Item 3.    Incorporation of Documents by Reference

         Incorporated by reference in this Registration Statement are the
following documents filed by Phelps Dodge Corporation (the "Company") with the
Securities and Exchange Commission (the "Commission") pursuant to the Securities
Exchange Act of 1934, as amended (the "Exchange Act"):

         (a)      The Company's latest annual report filed pursuant to Sections
                  13(a) or 15(d) of the Exchange Act;

         (b)      All other reports filed by the Company pursuant to Section
                  13(a) or 15(d) of the Exchange Act since the end of the fiscal
                  year covered by the annual report referred to in (a) above;

         (c)      The description of the Company's Common Shares, par value
                  $6.25 per share (the "Common Shares"), contained in a
                  registration statement on Form 8-A filed under the Exchange
                  Act, as amended by the description contained under the heading
                  "Description of the Common Shares" in the Company's
                  Registration Statement on Form S-3 (Registration Number
                  333-104657) filed with the Commission on June 10, 2002, and
                  any amendment or report filed for the purpose of updating such
                  description; and

         (d)      The description of the Company's Junior Participating
                  Cumulative Preferred Share Purchase Rights which is contained
                  in the Company's Registration Statement on Form 8-A filed with
                  the Commission on February 6, 1998, and any amendment or
                  report filed for the purpose of updating such description.
##############################
## Objectives:
a) Summarize the section on documents incorporated by reference in two sentences.
b) Pick up the section on documents incorporated by reference and continue it from its last sentence.
The material that comes after this section has no connection to it.

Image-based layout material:
##############################
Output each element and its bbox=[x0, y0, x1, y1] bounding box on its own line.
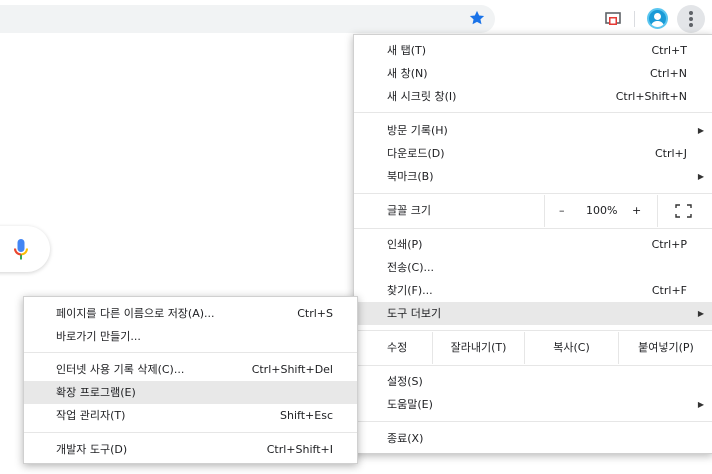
submenu-item-developer-tools[interactable]: 개발자 도구(D) Ctrl+Shift+I bbox=[24, 438, 357, 461]
menu-item-find[interactable]: 찾기(F)... Ctrl+F bbox=[354, 279, 712, 302]
menu-item-exit[interactable]: 종료(X) bbox=[354, 427, 712, 450]
star-icon[interactable] bbox=[468, 9, 486, 27]
submenu-item-task-manager[interactable]: 작업 관리자(T) Shift+Esc bbox=[24, 404, 357, 427]
menu-divider bbox=[24, 432, 357, 433]
chrome-main-menu: 새 탭(T) Ctrl+T 새 창(N) Ctrl+N 새 시크릿 창(I) C… bbox=[353, 34, 712, 454]
cut-button[interactable]: 잘라내기(T) bbox=[432, 332, 524, 364]
menu-item-settings[interactable]: 설정(S) bbox=[354, 370, 712, 393]
menu-divider bbox=[354, 365, 712, 366]
menu-divider bbox=[354, 193, 712, 194]
submenu-item-clear-browsing-data[interactable]: 인터넷 사용 기록 삭제(C)... Ctrl+Shift+Del bbox=[24, 358, 357, 381]
browser-toolbar bbox=[0, 0, 712, 38]
chevron-right-icon: ▶ bbox=[697, 126, 704, 135]
menu-divider bbox=[354, 421, 712, 422]
menu-item-cast[interactable]: 전송(C)... bbox=[354, 256, 712, 279]
zoom-out-button[interactable]: – bbox=[559, 195, 565, 227]
menu-item-new-window[interactable]: 새 창(N) Ctrl+N bbox=[354, 62, 712, 85]
cast-icon[interactable] bbox=[604, 10, 622, 28]
microphone-icon[interactable] bbox=[13, 238, 29, 262]
zoom-row: 글꼴 크기 – 100% + bbox=[354, 195, 712, 227]
copy-button[interactable]: 복사(C) bbox=[524, 332, 618, 364]
chevron-right-icon: ▶ bbox=[697, 172, 704, 181]
zoom-level: 100% bbox=[586, 204, 618, 217]
menu-item-new-tab[interactable]: 새 탭(T) Ctrl+T bbox=[354, 39, 712, 62]
menu-item-more-tools[interactable]: 도구 더보기 ▶ bbox=[354, 302, 712, 325]
submenu-item-create-shortcut[interactable]: 바로가기 만들기... bbox=[24, 325, 357, 348]
chevron-right-icon: ▶ bbox=[697, 309, 704, 318]
more-tools-submenu: 페이지를 다른 이름으로 저장(A)... Ctrl+S 바로가기 만들기...… bbox=[23, 296, 358, 464]
menu-item-help[interactable]: 도움말(E) ▶ bbox=[354, 393, 712, 416]
more-icon[interactable] bbox=[677, 5, 705, 33]
menu-divider bbox=[354, 112, 712, 113]
menu-item-history[interactable]: 방문 기록(H) ▶ bbox=[354, 119, 712, 142]
address-bar[interactable] bbox=[0, 5, 495, 33]
toolbar-divider bbox=[634, 11, 635, 27]
fullscreen-icon[interactable] bbox=[675, 204, 692, 218]
submenu-item-extensions[interactable]: 확장 프로그램(E) bbox=[24, 381, 357, 404]
zoom-in-button[interactable]: + bbox=[632, 195, 641, 227]
menu-item-print[interactable]: 인쇄(P) Ctrl+P bbox=[354, 233, 712, 256]
menu-item-new-incognito[interactable]: 새 시크릿 창(I) Ctrl+Shift+N bbox=[354, 85, 712, 108]
menu-divider bbox=[354, 330, 712, 331]
menu-divider bbox=[24, 352, 357, 353]
menu-item-bookmarks[interactable]: 북마크(B) ▶ bbox=[354, 165, 712, 188]
paste-button[interactable]: 붙여넣기(P) bbox=[618, 332, 712, 364]
menu-item-downloads[interactable]: 다운로드(D) Ctrl+J bbox=[354, 142, 712, 165]
menu-divider bbox=[354, 228, 712, 229]
edit-row: 수정 잘라내기(T) 복사(C) 붙여넣기(P) bbox=[354, 332, 712, 364]
chevron-right-icon: ▶ bbox=[697, 400, 704, 409]
submenu-item-save-page[interactable]: 페이지를 다른 이름으로 저장(A)... Ctrl+S bbox=[24, 302, 357, 325]
avatar[interactable] bbox=[647, 8, 668, 29]
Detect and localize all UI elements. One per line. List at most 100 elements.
##############################
## Results of the tasks:
a) Phelps Dodge Corporation incorporates into this Registration Statement documents it filed with the Securities and Exchange Commission under the Securities Exchange Act of 1934. These are its latest annual report, all other reports filed under Sections 13(a) or 15(d) since the end of the fiscal year that report covers, and two descriptions: its Common Shares, par value $6.25 per share, in a Form 8-A as amended by its Form S-3 filed June 10, 2002, and its Junior Participating Cumulative Preferred Share Purchase Rights in a Form 8-A filed February 6, 1998, each with any amendment or report filed to update it.

b)
         All documents subsequently filed by the Company and where applicable,
the Plan, with the Commission pursuant to Sections 13(a), 13(c), 14 or 15(d) of
the Exchange Act, prior to the filing of a post-effective amendment that
indicates that all securities offered hereby have been sold or that deregisters
all such securities then remaining unsold, shall be deemed to be incorporated by
reference in this Registration Statement and to be part hereof from the dates of
filing of such documents.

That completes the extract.